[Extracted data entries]
----------

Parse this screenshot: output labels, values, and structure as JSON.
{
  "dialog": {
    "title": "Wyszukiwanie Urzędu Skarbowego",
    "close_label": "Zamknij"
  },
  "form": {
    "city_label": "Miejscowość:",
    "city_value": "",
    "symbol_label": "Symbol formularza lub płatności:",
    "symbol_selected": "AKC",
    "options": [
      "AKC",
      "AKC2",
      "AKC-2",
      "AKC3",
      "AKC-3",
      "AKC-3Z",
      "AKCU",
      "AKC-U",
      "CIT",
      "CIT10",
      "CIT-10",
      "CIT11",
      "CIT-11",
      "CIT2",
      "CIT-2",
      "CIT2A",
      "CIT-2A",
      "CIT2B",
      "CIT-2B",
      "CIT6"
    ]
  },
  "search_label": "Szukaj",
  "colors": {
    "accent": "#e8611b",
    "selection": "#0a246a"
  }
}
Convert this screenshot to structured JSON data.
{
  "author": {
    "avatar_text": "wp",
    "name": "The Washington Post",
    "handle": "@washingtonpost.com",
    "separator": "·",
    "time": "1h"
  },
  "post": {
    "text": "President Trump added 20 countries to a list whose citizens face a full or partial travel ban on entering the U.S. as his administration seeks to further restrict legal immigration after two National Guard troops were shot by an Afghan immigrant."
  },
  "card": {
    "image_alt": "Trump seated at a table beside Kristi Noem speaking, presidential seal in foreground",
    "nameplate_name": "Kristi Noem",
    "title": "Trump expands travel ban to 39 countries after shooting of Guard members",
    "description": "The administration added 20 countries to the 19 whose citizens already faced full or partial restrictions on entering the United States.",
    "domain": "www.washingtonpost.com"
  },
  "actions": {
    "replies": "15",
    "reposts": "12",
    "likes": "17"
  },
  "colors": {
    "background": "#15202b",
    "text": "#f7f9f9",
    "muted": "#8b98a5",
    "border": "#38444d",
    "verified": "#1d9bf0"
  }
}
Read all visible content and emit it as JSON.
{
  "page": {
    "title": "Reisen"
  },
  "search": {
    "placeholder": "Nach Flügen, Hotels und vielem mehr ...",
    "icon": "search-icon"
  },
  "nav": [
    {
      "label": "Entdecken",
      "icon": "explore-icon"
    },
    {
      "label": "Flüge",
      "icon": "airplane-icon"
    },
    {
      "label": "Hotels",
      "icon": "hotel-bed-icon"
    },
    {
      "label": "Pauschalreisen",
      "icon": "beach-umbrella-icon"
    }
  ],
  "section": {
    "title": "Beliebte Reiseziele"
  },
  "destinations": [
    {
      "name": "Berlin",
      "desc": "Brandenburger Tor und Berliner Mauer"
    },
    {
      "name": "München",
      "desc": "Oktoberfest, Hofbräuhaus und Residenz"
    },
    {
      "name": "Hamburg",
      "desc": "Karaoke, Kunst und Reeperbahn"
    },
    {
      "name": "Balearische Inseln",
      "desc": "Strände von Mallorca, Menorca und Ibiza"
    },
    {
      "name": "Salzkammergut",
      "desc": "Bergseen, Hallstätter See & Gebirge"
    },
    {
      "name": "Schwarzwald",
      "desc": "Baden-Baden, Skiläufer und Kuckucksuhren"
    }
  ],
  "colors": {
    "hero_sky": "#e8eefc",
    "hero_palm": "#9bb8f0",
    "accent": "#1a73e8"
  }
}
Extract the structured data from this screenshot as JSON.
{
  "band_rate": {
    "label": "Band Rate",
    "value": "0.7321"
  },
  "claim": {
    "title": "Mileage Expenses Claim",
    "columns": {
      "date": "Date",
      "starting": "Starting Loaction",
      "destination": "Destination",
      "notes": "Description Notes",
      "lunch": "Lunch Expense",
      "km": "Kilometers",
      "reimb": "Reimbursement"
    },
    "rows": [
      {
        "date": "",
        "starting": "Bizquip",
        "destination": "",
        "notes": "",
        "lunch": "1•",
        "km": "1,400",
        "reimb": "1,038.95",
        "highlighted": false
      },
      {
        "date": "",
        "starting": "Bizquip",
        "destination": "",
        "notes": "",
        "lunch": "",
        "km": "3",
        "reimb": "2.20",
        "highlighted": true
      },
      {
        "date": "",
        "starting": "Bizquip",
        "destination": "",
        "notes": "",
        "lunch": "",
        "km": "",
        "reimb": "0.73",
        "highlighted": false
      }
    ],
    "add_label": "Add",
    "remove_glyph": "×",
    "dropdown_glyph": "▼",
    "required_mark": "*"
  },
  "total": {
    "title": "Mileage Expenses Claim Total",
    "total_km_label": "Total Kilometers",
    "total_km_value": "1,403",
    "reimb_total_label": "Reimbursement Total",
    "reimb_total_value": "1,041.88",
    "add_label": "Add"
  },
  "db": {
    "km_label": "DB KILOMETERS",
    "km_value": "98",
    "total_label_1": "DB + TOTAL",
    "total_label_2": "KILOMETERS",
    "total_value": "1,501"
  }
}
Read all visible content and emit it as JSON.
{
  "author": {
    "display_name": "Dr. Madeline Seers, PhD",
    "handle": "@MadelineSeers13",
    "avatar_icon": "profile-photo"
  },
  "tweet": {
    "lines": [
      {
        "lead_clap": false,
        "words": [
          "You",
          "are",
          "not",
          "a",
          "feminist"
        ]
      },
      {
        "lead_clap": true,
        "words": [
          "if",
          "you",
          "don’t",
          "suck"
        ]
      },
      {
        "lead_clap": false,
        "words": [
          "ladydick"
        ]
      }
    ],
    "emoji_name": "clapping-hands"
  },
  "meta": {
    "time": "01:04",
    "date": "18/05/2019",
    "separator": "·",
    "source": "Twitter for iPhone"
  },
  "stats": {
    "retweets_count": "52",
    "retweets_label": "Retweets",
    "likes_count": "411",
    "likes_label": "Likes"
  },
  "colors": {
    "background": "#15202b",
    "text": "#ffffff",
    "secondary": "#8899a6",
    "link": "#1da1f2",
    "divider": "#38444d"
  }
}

----------

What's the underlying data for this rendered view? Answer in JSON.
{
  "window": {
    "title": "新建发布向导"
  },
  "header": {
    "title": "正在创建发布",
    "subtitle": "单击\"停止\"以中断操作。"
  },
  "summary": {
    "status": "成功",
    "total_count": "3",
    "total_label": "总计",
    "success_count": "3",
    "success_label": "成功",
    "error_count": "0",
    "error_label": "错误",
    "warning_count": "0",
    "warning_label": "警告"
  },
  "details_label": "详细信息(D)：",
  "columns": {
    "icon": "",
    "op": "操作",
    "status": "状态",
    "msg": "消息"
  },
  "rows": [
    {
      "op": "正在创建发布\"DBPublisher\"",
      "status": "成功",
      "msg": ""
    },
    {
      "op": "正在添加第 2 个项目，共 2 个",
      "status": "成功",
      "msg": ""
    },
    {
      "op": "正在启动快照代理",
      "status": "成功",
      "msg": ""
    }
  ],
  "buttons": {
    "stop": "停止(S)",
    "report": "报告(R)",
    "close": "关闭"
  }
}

----------

In the entries above, find each line with the string "this" and copy it.

Parse this screenshot: output labels, values, and structure as JSON.
Convert this screenshot to structured JSON data.
Extract the structured data from this screenshot as JSON.
What's the underlying data for this rendered view? Answer in JSON.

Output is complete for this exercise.